Assignment 1: Please rewrite the Playwriter guide, beginning at the words "After any action, verify" and stopping after "state after actions.", with "observe" replaced by "inspect" each time it appears.
Assignment 2:
Answer these questions from the Playwriter guide.
(a) What command creates a new session?
(b) What kind of quotes should wrap -e code?
(c) What does the guide recommend for complex logic to avoid bash quoting issues?
--- Selected text Enclosed Below ---
Sessions provide isolated state for your automation tasks. Each session has its own state object that persists between commands.
playwriter session new
This outputs a session ID (e.g., 1). You’ll use this ID in all subsequent commands.
Always use -s <session-id> with your commands. Using the same session preserves your state between calls.
2

Navigate to a page

Use the execute command to run Playwright code. Navigate to a website:
playwriter -s 1 -e 'await page.goto("https://example.com")'
Always wrap -e code in single quotes ('...') to prevent bash from interpreting $, backticks, and other special characters. Use double quotes for strings inside the JavaScript code.
3

Take a snapshot

Get an accessibility snapshot of the page. This shows all interactive elements with their locators:
playwriter -s 1 -e 'console.log(await snapshot({ page }))'
Example output:
- banner:
  - heading "Example Domain" [id="main-heading"]
  - link "More information..." role=link[name="More information..."]
The snapshot shows interactive elements and their Playwright locators (in square brackets).
4

Interact with elements

Use locators from the snapshot to click elements. The snapshot provides the exact selector:
playwriter -s 1 -e 'await page.locator("role=link[name=\"More information...\"]").click()'
Or use the locator directly:
playwriter -s 1 -e 'await page.getByRole("link", { name: "More information..." }).click()'
Always get a fresh snapshot before clicking. Locators can change when the page updates.
5

Check the result

After any action, verify what happened by printing the URL and taking another snapshot:
playwriter -s 1 -e 'console.log("URL:", page.url()); console.log(await snapshot({ page }))'
This is the observe → act → observe loop. Always check page state after actions.

Create your own page

The default page variable is shared across all sessions. To avoid interference from other agents, create your own page:
playwriter -s 1 -e '
state.page = context.pages().find(p => p.url() === "about:blank") ?? await context.newPage();
await state.page.goto("https://example.com");
console.log("URL:", state.page.url());
'
Now use state.page for all subsequent operations:
playwriter -s 1 -e 'console.log(await snapshot({ page: state.page }))'
playwriter -s 1 -e 'await state.page.click("button")'

Multiline code

For complex logic, use a heredoc to avoid bash quoting issues:
playwriter -s 1 -e "$(cat <<'EOF'
const title = await state.page.title();
const url = state.page.url();
console.log({ title, url });
EOF
)"
--- End of Enclosed Selected text ---
--- Available data Enclosed Below ---
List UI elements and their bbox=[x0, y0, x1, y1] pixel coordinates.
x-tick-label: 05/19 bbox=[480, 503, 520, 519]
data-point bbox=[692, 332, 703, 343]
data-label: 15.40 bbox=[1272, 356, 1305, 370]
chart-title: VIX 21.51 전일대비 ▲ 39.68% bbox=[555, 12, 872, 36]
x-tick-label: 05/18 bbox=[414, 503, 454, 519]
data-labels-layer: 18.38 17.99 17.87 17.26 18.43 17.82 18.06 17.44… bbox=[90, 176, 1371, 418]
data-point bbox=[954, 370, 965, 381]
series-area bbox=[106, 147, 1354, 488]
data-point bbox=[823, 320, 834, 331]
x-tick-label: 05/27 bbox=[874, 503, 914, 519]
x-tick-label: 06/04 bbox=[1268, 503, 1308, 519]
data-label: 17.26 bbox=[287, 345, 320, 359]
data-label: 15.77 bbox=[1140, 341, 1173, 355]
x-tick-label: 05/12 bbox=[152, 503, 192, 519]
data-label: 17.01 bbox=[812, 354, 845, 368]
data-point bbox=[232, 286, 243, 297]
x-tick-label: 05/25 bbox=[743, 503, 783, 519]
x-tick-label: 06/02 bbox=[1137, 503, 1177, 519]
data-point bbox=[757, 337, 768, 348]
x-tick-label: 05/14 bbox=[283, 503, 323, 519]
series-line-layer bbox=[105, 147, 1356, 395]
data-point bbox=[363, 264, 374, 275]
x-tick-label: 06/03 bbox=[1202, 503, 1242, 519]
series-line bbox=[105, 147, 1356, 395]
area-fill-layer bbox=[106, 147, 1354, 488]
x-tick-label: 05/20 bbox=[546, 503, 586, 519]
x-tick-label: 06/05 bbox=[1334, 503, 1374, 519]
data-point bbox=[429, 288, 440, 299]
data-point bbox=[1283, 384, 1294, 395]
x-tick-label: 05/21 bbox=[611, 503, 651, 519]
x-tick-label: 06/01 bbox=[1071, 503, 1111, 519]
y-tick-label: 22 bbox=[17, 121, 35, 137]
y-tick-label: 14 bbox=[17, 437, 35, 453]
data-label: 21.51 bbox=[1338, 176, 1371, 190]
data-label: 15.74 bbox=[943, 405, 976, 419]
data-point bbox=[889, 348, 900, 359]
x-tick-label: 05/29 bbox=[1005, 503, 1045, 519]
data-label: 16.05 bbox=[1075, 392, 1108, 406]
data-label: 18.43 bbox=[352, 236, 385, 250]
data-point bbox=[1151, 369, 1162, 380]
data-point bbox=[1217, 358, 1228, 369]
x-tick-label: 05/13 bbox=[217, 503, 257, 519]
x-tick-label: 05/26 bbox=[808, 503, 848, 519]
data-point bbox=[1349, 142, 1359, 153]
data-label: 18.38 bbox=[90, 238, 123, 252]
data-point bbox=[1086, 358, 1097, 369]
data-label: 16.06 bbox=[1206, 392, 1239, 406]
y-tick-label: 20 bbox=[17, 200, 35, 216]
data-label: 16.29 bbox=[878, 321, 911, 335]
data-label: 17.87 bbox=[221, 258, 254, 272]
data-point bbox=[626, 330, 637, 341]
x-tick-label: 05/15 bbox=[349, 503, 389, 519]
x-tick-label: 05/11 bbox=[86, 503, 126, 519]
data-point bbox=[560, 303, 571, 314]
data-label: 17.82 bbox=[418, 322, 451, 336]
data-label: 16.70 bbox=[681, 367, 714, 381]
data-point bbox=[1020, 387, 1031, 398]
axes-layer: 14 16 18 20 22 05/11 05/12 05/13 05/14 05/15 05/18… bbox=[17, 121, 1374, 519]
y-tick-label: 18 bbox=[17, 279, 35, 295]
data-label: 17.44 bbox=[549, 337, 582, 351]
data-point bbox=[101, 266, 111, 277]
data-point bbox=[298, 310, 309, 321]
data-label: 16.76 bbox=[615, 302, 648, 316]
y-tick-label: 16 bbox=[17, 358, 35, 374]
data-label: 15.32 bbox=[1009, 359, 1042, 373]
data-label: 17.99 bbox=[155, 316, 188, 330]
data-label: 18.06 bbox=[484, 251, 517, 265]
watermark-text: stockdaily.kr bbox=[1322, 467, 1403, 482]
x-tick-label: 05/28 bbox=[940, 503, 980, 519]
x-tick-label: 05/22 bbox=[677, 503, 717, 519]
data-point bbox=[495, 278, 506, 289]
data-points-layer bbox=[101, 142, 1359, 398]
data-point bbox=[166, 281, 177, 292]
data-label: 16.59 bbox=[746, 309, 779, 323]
--- End of Enclosed Available data ---
Response area 1:
After any action, verify what happened by printing the URL and taking another snapshot:
playwriter -s 1 -e 'console.log("URL:", page.url()); console.log(await snapshot({ page }))'
This is the inspect → act → inspect loop. Always check page state after actions.

Response area 2:
(a) playwriter session new
(b) Single quotes ('...')
(c) A heredoc